[Directions] Leaving out all images, write out the records that follow exactly.
-- Start Extracted material --
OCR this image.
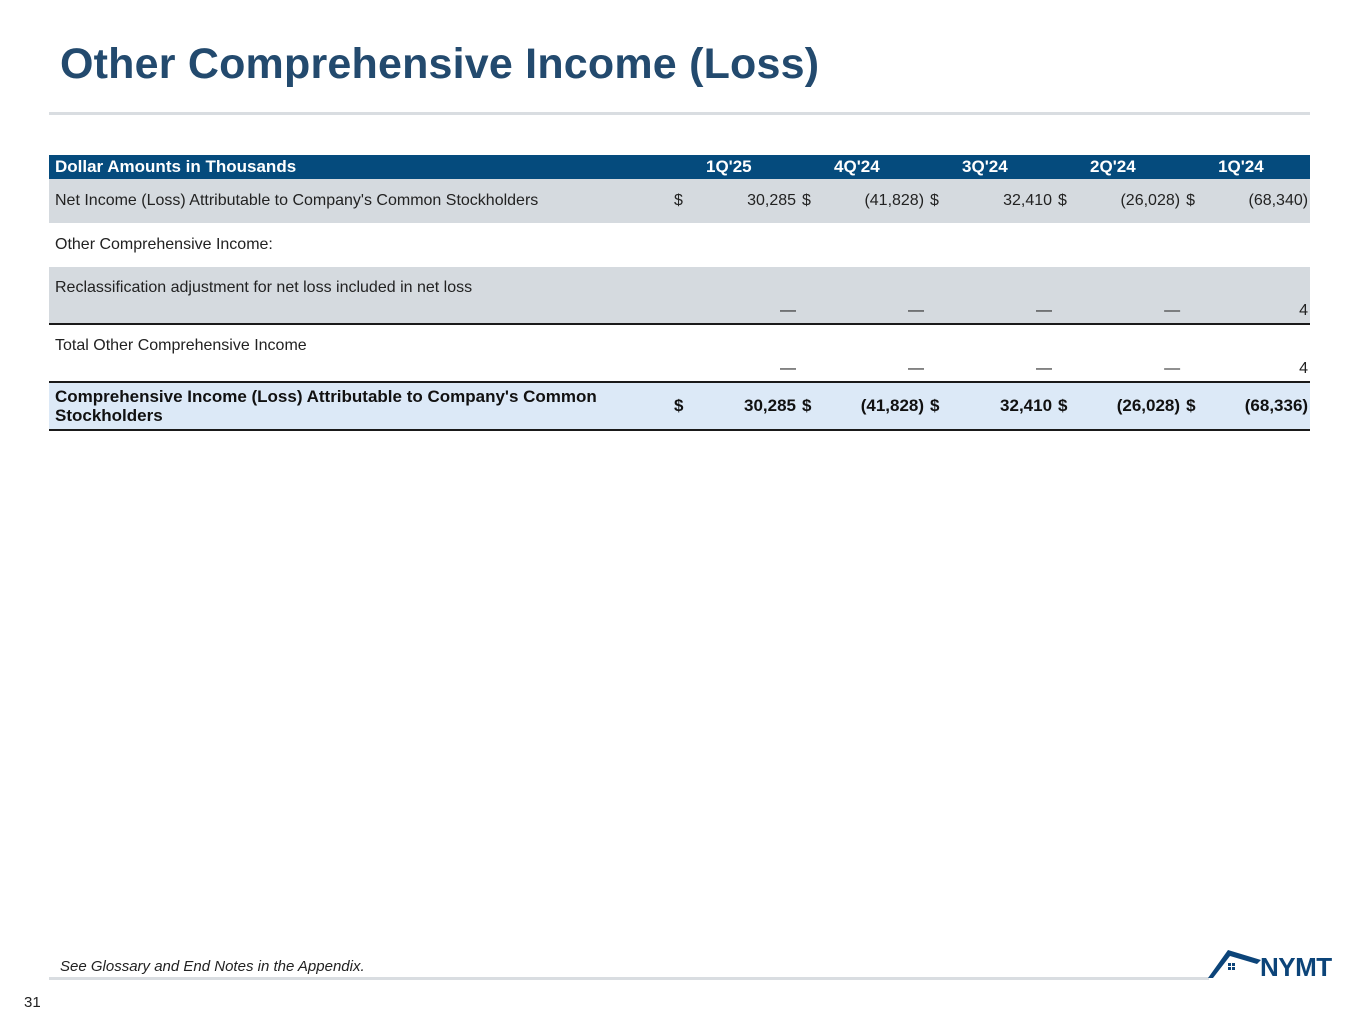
Other Comprehensive Income (Loss)
Dollar Amounts in Thousands	1Q'25		4Q'24		3Q'24		2Q'24		1Q'24	
Net Income (Loss) Attributable to Company's Common Stockholders	$	30,285	$	(41,828)	$	32,410	$	(26,028)	$	(68,340)
Other Comprehensive Income:										
Reclassification adjustment for net loss included in net loss		—		—		—		—		4
Total Other Comprehensive Income		—		—		—		—		4
Comprehensive Income (Loss) Attributable to Company's Common Stockholders	$	30,285	$	(41,828)	$	32,410	$	(26,028)	$	(68,336)
See Glossary and End Notes in the Appendix.
31
NYMT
-- End Extracted material --
[Task solution]
OCR this image.
Other Comprehensive Income (Loss)
Dollar Amounts in Thousands	1Q'25		4Q'24		3Q'24		2Q'24		1Q'24	
Net Income (Loss) Attributable to Company's Common Stockholders	$	30,285	$	(41,828)	$	32,410	$	(26,028)	$	(68,340)
Other Comprehensive Income:										
Reclassification adjustment for net loss included in net loss		—		—		—		—		4
Total Other Comprehensive Income		—		—		—		—		4
Comprehensive Income (Loss) Attributable to Company's Common Stockholders	$	30,285	$	(41,828)	$	32,410	$	(26,028)	$	(68,336)
See Glossary and End Notes in the Appendix.
31
NYMT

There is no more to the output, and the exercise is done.